▸ What to produce
Please lay out the rows below as a Markdown table with the columns Row No. and Row Text, one numbered table row per line, leaving out any blank lines.

▸ Data shown

☆ ☆ ☆ ☆ ☆

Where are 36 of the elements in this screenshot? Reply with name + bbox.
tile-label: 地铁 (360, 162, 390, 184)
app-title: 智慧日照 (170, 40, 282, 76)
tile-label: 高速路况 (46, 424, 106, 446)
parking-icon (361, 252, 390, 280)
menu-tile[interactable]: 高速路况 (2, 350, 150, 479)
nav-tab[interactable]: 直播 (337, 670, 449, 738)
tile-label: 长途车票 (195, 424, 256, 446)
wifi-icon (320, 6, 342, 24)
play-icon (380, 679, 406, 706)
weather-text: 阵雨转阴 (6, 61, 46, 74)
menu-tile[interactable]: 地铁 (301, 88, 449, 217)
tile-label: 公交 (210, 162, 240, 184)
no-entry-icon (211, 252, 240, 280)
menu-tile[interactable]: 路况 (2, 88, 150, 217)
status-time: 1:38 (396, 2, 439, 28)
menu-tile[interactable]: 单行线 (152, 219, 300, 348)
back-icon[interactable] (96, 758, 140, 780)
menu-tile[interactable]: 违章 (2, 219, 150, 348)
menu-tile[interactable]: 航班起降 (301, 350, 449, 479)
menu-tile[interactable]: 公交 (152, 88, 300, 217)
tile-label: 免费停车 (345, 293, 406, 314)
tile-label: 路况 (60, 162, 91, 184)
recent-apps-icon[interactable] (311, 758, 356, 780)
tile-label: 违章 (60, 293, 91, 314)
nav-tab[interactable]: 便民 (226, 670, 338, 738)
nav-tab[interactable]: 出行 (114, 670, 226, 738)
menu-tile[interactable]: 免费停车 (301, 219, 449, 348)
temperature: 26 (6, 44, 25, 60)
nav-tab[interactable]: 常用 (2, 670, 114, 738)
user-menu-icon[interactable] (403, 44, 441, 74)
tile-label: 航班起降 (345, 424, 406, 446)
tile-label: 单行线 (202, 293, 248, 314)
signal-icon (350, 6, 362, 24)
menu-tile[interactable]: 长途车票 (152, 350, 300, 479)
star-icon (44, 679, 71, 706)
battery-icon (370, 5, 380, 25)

☆ ☆ ☆ ☆ ☆

▸ Exercise response
| Row No. | Row Text |
|---|---|
| 1 | Where are 36 of the elements in this screenshot? Reply with name + bbox. |
| 2 | tile-label: 地铁 (360, 162, 390, 184) |
| 3 | app-title: 智慧日照 (170, 40, 282, 76) |
| 4 | tile-label: 高速路况 (46, 424, 106, 446) |
| 5 | parking-icon (361, 252, 390, 280) |
| 6 | menu-tile[interactable]: 高速路况 (2, 350, 150, 479) |
| 7 | nav-tab[interactable]: 直播 (337, 670, 449, 738) |
| 8 | tile-label: 长途车票 (195, 424, 256, 446) |
| 9 | wifi-icon (320, 6, 342, 24) |
| 10 | play-icon (380, 679, 406, 706) |
| 11 | weather-text: 阵雨转阴 (6, 61, 46, 74) |
| 12 | menu-tile[interactable]: 地铁 (301, 88, 449, 217) |
| 13 | tile-label: 公交 (210, 162, 240, 184) |
| 14 | no-entry-icon (211, 252, 240, 280) |
| 15 | menu-tile[interactable]: 路况 (2, 88, 150, 217) |
| 16 | status-time: 1:38 (396, 2, 439, 28) |
| 17 | menu-tile[interactable]: 单行线 (152, 219, 300, 348) |
| 18 | back-icon[interactable] (96, 758, 140, 780) |
| 19 | menu-tile[interactable]: 违章 (2, 219, 150, 348) |
| 20 | menu-tile[interactable]: 航班起降 (301, 350, 449, 479) |
| 21 | menu-tile[interactable]: 公交 (152, 88, 300, 217) |
| 22 | tile-label: 免费停车 (345, 293, 406, 314) |
| 23 | tile-label: 路况 (60, 162, 91, 184) |
| 24 | recent-apps-icon[interactable] (311, 758, 356, 780) |
| 25 | tile-label: 违章 (60, 293, 91, 314) |
| 26 | nav-tab[interactable]: 便民 (226, 670, 338, 738) |
| 27 | nav-tab[interactable]: 出行 (114, 670, 226, 738) |
| 28 | menu-tile[interactable]: 免费停车 (301, 219, 449, 348) |
| 29 | temperature: 26 (6, 44, 25, 60) |
| 30 | nav-tab[interactable]: 常用 (2, 670, 114, 738) |
| 31 | user-menu-icon[interactable] (403, 44, 441, 74) |
| 32 | tile-label: 航班起降 (345, 424, 406, 446) |
| 33 | tile-label: 单行线 (202, 293, 248, 314) |
| 34 | signal-icon (350, 6, 362, 24) |
| 35 | menu-tile[interactable]: 长途车票 (152, 350, 300, 479) |
| 36 | star-icon (44, 679, 71, 706) |
| 37 | battery-icon (370, 5, 380, 25) |